**EXERCISE**
Arrange the lines of the data as a numbered list, starting with the line that contains "Itemize the components" and going on through the line that contains "Text: 3.0x to", and leave out any blank lines.

**RECORDS FOR THIS TASK**

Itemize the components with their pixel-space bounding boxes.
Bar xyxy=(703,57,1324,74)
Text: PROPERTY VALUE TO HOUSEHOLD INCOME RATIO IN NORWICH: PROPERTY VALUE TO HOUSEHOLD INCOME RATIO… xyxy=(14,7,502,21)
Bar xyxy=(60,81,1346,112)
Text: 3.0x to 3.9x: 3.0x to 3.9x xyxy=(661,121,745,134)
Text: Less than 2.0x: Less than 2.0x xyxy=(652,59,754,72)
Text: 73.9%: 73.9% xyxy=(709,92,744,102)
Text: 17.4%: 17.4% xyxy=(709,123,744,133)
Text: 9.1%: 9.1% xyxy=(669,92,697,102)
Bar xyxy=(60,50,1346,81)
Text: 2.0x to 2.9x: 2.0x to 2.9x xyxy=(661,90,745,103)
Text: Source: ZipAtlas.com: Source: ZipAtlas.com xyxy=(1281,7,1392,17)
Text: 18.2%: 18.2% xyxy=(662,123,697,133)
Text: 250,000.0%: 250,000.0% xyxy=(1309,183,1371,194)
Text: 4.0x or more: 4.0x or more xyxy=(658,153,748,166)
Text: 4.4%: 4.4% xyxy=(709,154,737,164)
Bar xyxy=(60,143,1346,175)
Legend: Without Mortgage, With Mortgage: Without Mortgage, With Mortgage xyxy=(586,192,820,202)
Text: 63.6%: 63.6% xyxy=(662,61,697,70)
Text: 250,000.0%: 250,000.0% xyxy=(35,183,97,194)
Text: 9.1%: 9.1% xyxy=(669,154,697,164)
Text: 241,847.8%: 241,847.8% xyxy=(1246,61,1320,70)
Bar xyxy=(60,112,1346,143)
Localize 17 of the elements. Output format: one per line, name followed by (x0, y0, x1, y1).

---

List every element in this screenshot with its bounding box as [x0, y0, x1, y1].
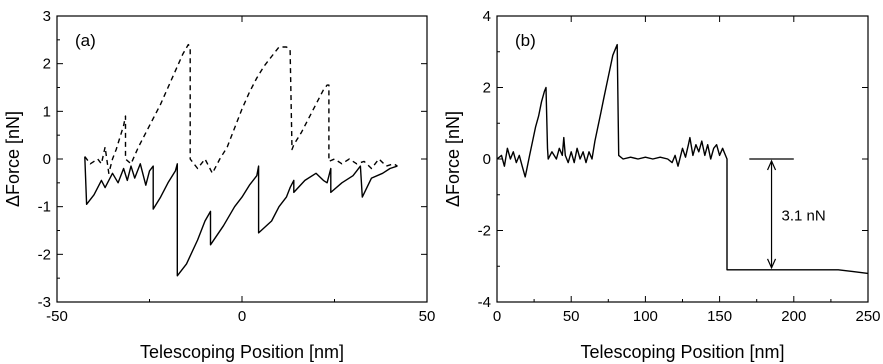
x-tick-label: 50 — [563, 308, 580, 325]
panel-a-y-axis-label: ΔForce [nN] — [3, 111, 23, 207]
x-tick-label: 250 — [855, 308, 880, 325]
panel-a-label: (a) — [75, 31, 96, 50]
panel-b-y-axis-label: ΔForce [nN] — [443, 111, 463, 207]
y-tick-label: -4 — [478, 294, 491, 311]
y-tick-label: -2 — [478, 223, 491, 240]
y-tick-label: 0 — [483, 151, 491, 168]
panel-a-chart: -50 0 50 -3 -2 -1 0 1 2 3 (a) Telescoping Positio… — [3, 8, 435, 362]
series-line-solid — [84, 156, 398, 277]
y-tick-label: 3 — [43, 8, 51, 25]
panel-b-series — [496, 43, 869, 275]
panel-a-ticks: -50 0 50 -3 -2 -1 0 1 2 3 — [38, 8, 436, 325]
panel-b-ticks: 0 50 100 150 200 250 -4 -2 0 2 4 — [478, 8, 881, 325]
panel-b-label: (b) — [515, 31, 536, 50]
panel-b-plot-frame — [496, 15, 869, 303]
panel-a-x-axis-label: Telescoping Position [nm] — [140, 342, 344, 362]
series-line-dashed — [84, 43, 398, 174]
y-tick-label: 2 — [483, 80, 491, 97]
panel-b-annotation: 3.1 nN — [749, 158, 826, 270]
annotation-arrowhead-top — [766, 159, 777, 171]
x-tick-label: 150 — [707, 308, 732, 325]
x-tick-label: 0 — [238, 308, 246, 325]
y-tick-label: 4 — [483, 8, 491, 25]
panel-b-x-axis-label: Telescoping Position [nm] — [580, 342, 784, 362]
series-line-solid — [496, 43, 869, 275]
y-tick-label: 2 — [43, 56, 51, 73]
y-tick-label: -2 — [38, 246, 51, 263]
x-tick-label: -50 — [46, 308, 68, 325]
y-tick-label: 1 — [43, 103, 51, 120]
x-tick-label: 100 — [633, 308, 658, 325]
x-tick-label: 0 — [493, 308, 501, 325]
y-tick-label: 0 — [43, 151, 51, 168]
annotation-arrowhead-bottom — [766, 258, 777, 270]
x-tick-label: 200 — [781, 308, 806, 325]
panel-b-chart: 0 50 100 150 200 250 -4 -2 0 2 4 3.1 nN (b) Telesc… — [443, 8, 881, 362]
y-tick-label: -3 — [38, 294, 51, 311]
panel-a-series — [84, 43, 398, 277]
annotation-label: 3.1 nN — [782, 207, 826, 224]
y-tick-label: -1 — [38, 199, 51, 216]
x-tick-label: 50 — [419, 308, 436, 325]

---

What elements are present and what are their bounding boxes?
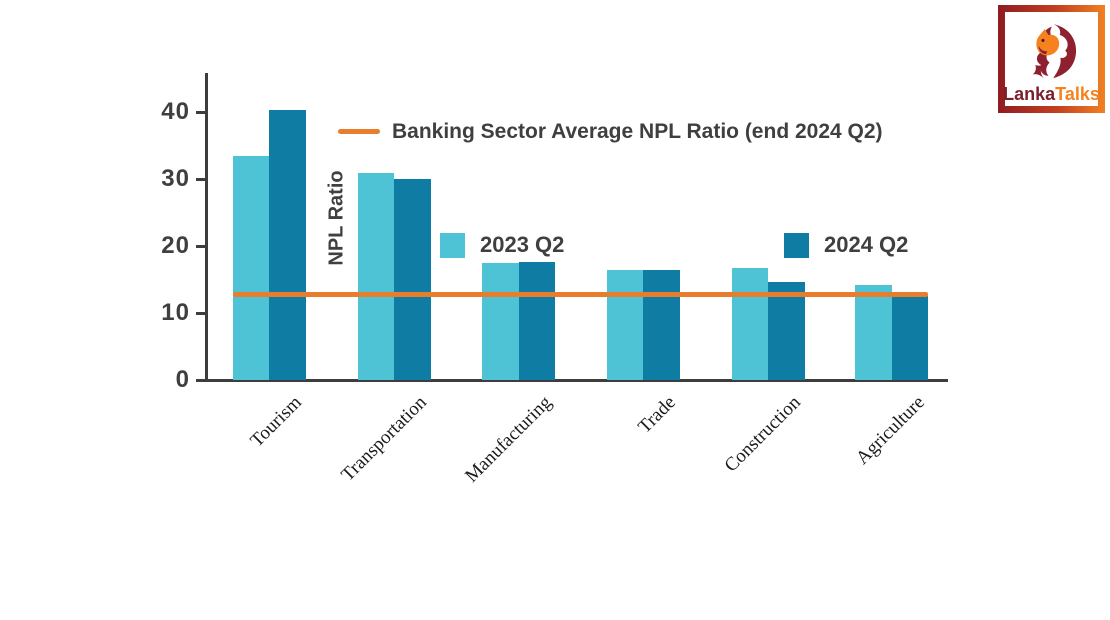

**EXPECTED OUTPUT**
1. Itemize the components with their pixel-space bounding boxes.
2. Bar xyxy=(703,57,1324,74)
3. Text: PROPERTY VALUE TO HOUSEHOLD INCOME RATIO IN NORWICH: PROPERTY VALUE TO HOUSEHOLD INCOME RATIO… xyxy=(14,7,502,21)
4. Bar xyxy=(60,81,1346,112)
5. Text: 3.0x to 3.9x: 3.0x to 3.9x xyxy=(661,121,745,134)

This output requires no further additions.